==== Data for this task

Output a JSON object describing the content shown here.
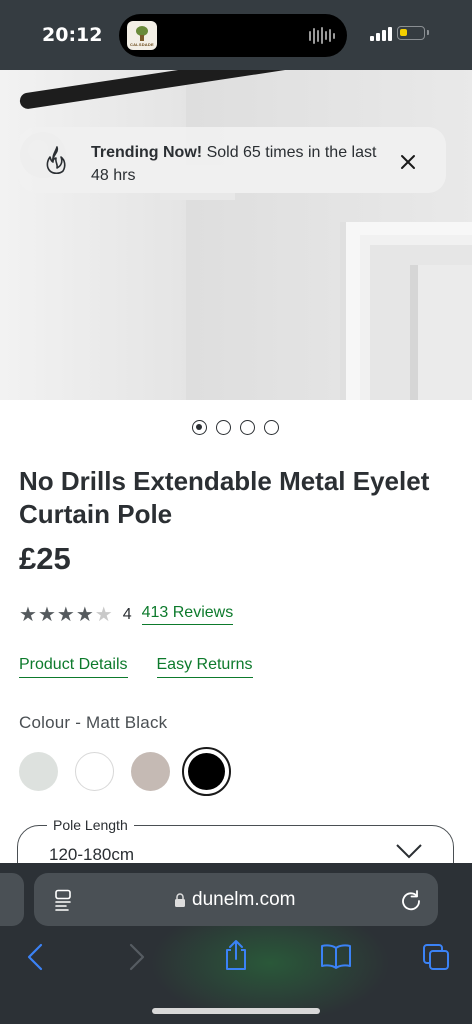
{
  "status_bar": {
    "time": "20:12",
    "app_badge_text": "CALSDADE"
  },
  "hero": {
    "trending_title": "Trending Now!",
    "trending_message": "Sold 65 times in the last 48 hrs",
    "carousel_count": 4,
    "carousel_active_index": 0
  },
  "product": {
    "title": "No Drills Extendable Metal Eyelet Curtain Pole",
    "price": "£25",
    "rating": 4,
    "rating_max": 5,
    "rating_text": "4",
    "reviews_label": "413 Reviews",
    "product_details_label": "Product Details",
    "easy_returns_label": "Easy Returns",
    "colour_label": "Colour - Matt Black",
    "colours": [
      {
        "name": "grey",
        "hex": "#dde1de"
      },
      {
        "name": "white",
        "hex": "#ffffff"
      },
      {
        "name": "taupe",
        "hex": "#c5bab4"
      },
      {
        "name": "matt-black",
        "hex": "#000000",
        "selected": true
      }
    ],
    "pole_length_label": "Pole Length",
    "pole_length_value": "120-180cm"
  },
  "browser": {
    "url": "dunelm.com"
  },
  "colors": {
    "link_green": "#0d7a2c",
    "status_bar_bg": "#353c41",
    "browser_bg": "#2c3136",
    "ios_blue": "#3b82f6"
  }
}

========

● **Task objective**
Write out the listing word for word, omitting the pictures it holds.

● **Result of the exercise**
Output a JSON object describing the content shown here.
{
  "status_bar": {
    "time": "20:12",
    "app_badge_text": "CALSDADE"
  },
  "hero": {
    "trending_title": "Trending Now!",
    "trending_message": "Sold 65 times in the last 48 hrs",
    "carousel_count": 4,
    "carousel_active_index": 0
  },
  "product": {
    "title": "No Drills Extendable Metal Eyelet Curtain Pole",
    "price": "£25",
    "rating": 4,
    "rating_max": 5,
    "rating_text": "4",
    "reviews_label": "413 Reviews",
    "product_details_label": "Product Details",
    "easy_returns_label": "Easy Returns",
    "colour_label": "Colour - Matt Black",
    "colours": [
      {
        "name": "grey",
        "hex": "#dde1de"
      },
      {
        "name": "white",
        "hex": "#ffffff"
      },
      {
        "name": "taupe",
        "hex": "#c5bab4"
      },
      {
        "name": "matt-black",
        "hex": "#000000",
        "selected": true
      }
    ],
    "pole_length_label": "Pole Length",
    "pole_length_value": "120-180cm"
  },
  "browser": {
    "url": "dunelm.com"
  },
  "colors": {
    "link_green": "#0d7a2c",
    "status_bar_bg": "#353c41",
    "browser_bg": "#2c3136",
    "ios_blue": "#3b82f6"
  }
}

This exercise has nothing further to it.